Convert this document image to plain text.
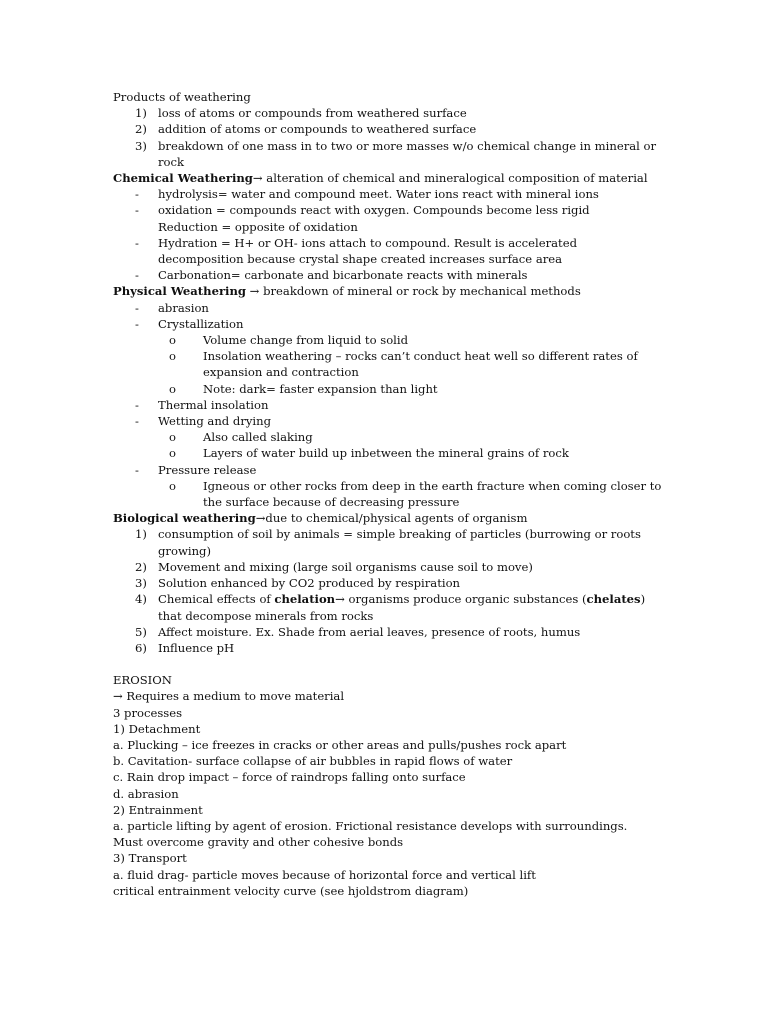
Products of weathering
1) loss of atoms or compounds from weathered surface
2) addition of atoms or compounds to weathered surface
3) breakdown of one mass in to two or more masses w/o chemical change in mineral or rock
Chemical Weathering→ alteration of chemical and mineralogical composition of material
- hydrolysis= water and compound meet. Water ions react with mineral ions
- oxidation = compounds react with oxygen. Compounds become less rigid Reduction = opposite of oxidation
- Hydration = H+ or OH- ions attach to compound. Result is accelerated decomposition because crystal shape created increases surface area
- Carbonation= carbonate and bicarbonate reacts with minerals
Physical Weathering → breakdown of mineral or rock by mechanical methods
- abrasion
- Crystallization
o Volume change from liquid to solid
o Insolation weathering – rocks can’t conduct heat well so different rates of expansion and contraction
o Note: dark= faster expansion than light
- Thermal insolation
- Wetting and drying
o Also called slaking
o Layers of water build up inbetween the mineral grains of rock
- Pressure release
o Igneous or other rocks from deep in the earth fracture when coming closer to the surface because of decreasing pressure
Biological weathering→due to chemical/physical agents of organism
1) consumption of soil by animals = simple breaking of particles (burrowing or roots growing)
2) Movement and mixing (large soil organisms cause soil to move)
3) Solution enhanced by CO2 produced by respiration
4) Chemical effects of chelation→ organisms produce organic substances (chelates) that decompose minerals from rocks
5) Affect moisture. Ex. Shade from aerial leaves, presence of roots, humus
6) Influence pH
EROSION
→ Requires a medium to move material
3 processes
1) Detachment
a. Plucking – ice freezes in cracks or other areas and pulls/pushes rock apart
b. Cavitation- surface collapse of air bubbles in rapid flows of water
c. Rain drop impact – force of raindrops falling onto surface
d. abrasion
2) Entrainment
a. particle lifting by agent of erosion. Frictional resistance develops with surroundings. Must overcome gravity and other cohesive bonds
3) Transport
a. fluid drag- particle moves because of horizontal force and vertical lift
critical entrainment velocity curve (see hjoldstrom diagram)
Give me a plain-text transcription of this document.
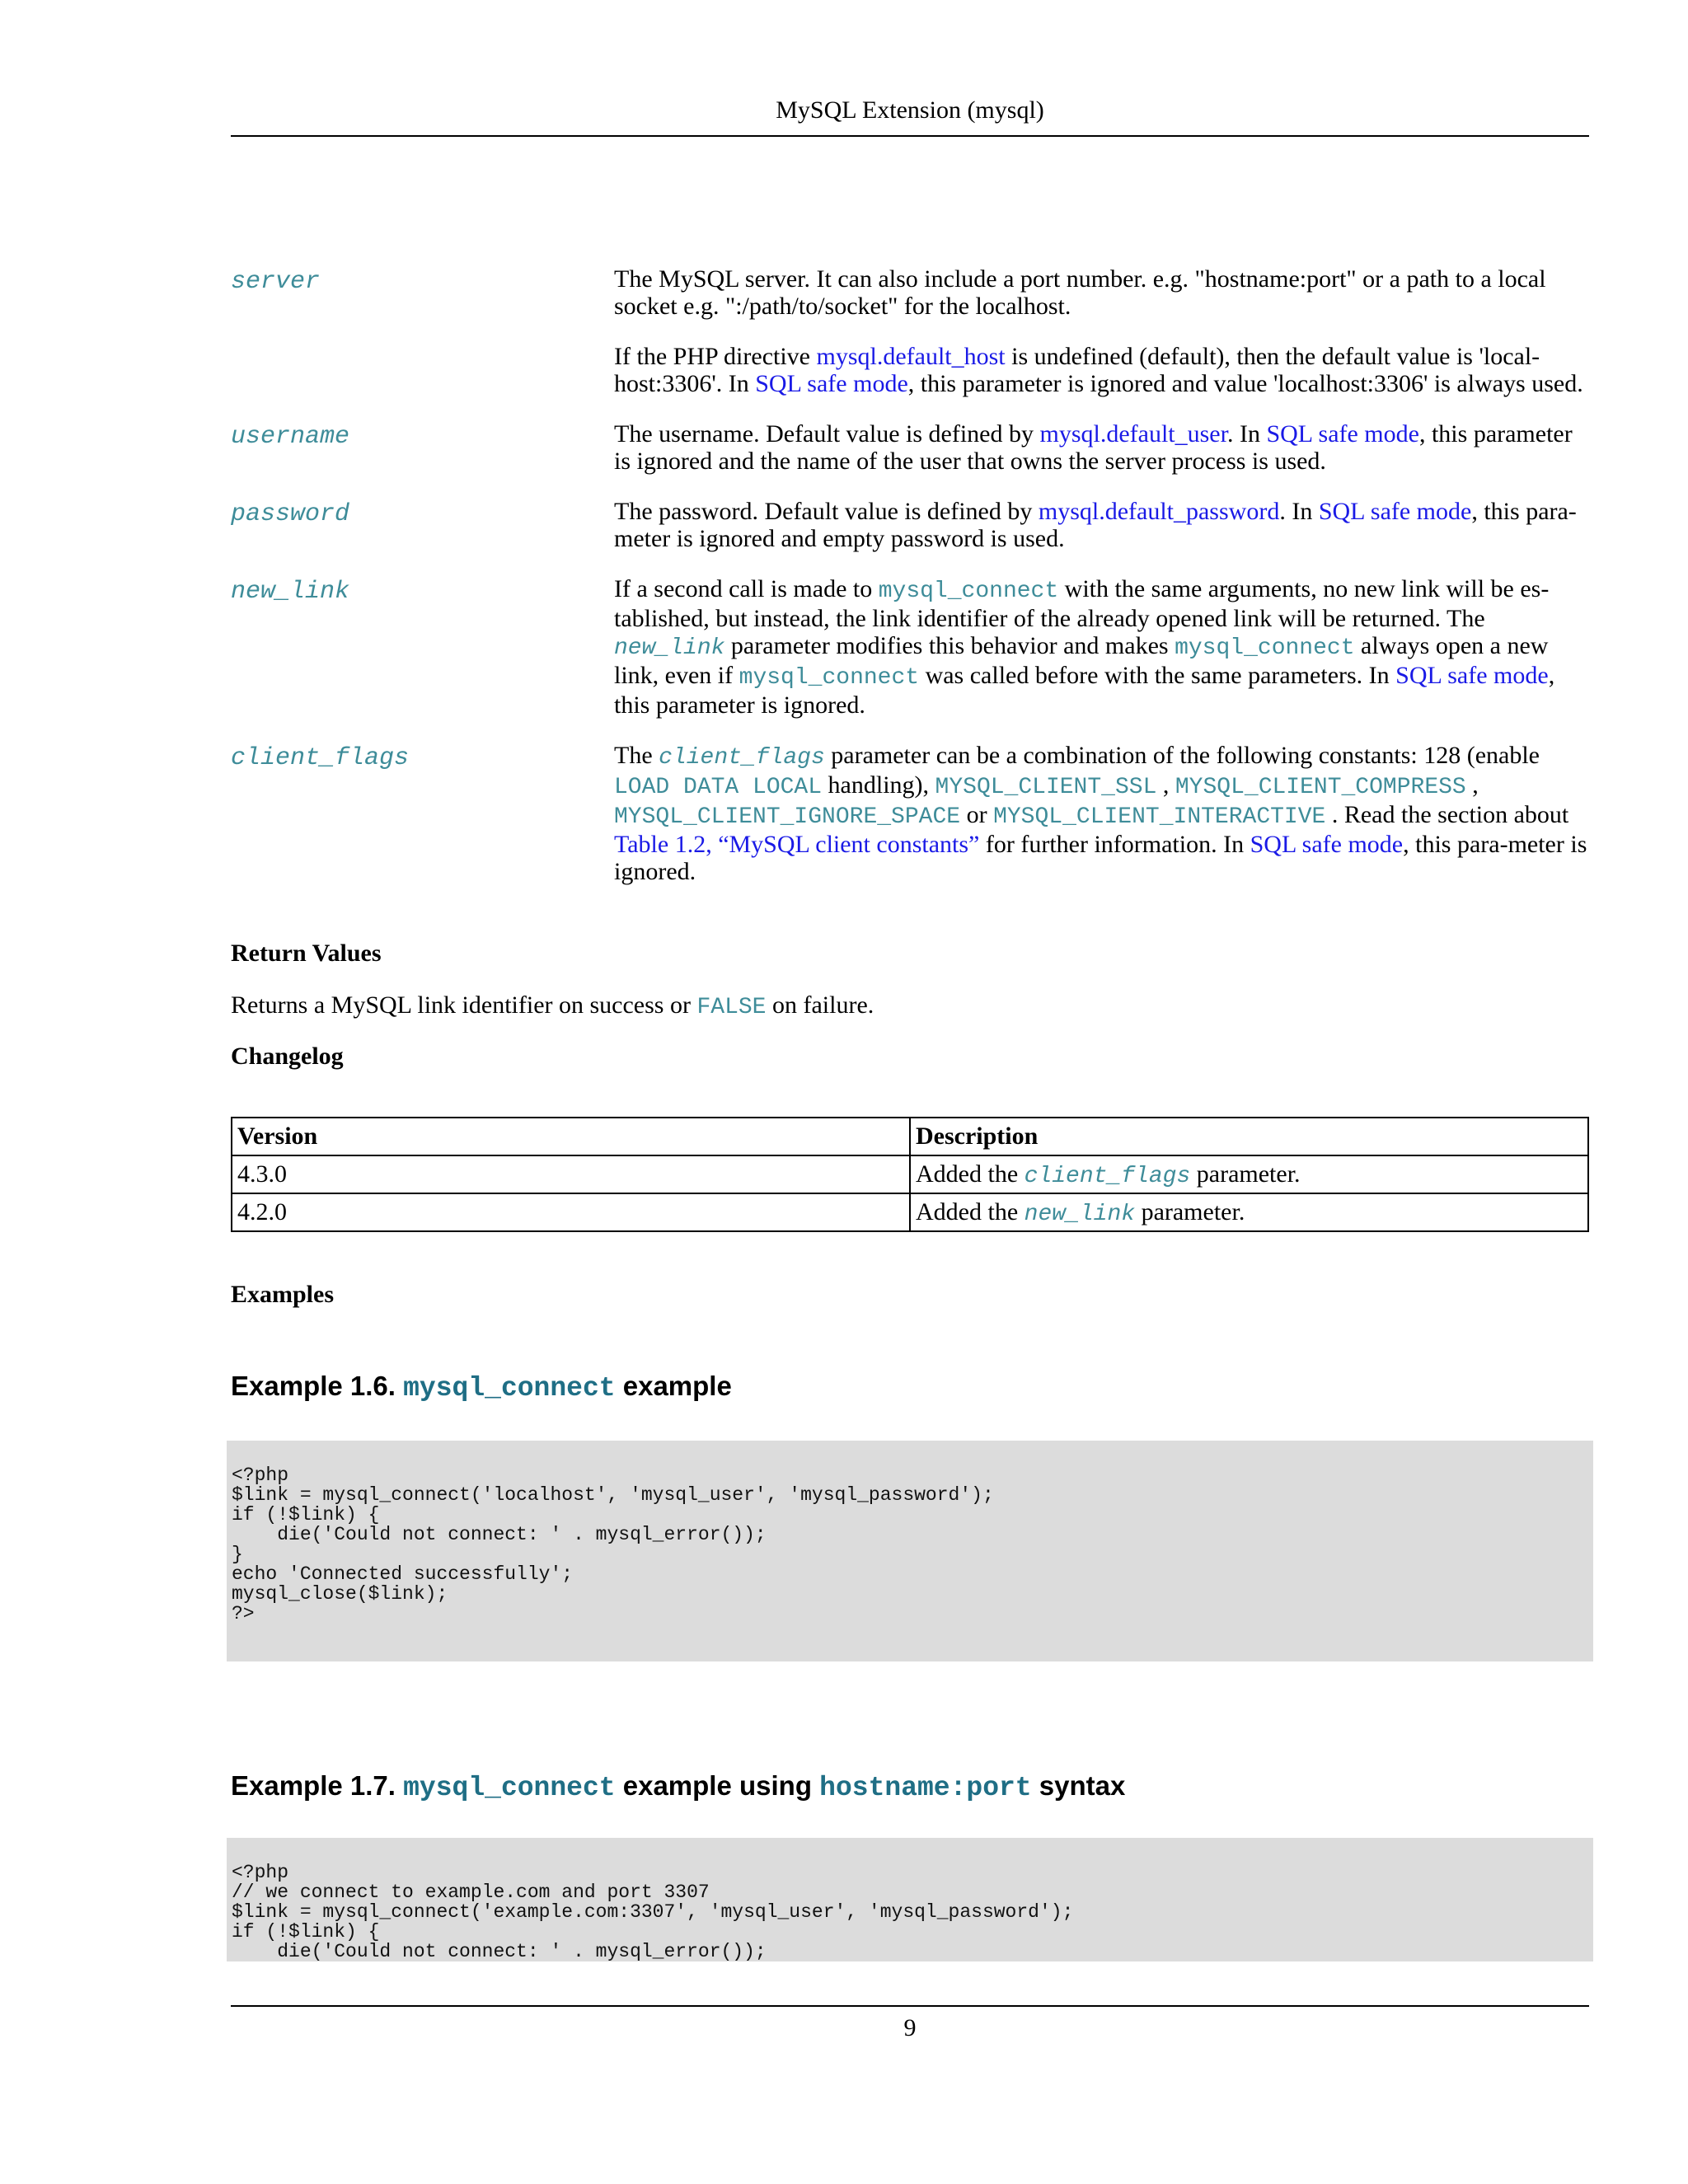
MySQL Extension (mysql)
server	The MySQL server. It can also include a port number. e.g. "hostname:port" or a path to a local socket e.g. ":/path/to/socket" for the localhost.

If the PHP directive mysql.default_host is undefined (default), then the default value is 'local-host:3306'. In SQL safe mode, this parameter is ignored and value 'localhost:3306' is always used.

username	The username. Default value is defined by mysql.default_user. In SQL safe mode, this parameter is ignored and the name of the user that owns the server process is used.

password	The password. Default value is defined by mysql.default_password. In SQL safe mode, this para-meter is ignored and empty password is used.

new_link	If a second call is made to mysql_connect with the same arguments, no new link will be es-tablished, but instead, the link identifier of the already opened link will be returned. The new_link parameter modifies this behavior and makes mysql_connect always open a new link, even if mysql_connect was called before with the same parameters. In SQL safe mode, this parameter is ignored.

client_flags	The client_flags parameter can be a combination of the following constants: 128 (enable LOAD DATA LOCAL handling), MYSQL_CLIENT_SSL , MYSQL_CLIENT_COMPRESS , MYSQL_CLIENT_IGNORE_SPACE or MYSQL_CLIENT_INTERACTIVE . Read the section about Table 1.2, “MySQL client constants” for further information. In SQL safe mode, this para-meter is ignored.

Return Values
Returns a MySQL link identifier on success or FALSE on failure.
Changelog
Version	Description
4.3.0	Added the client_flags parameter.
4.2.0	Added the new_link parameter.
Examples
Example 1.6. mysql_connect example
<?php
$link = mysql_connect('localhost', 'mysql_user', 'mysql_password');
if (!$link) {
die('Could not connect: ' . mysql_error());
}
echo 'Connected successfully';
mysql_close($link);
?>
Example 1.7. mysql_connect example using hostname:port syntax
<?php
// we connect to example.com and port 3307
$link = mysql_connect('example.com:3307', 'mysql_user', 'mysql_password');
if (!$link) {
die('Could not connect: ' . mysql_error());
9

____________________

• _WHAT YOU SHOULD DO_:
From the listing above, pick out each line where the word "compounds" appears.

• _FINISHED ANSWER_:
1) loss of atoms or compounds from weathered surface
2) addition of atoms or compounds to weathered surface
- oxidation = compounds react with oxygen. Compounds become less rigid Reduction = opposite of oxidation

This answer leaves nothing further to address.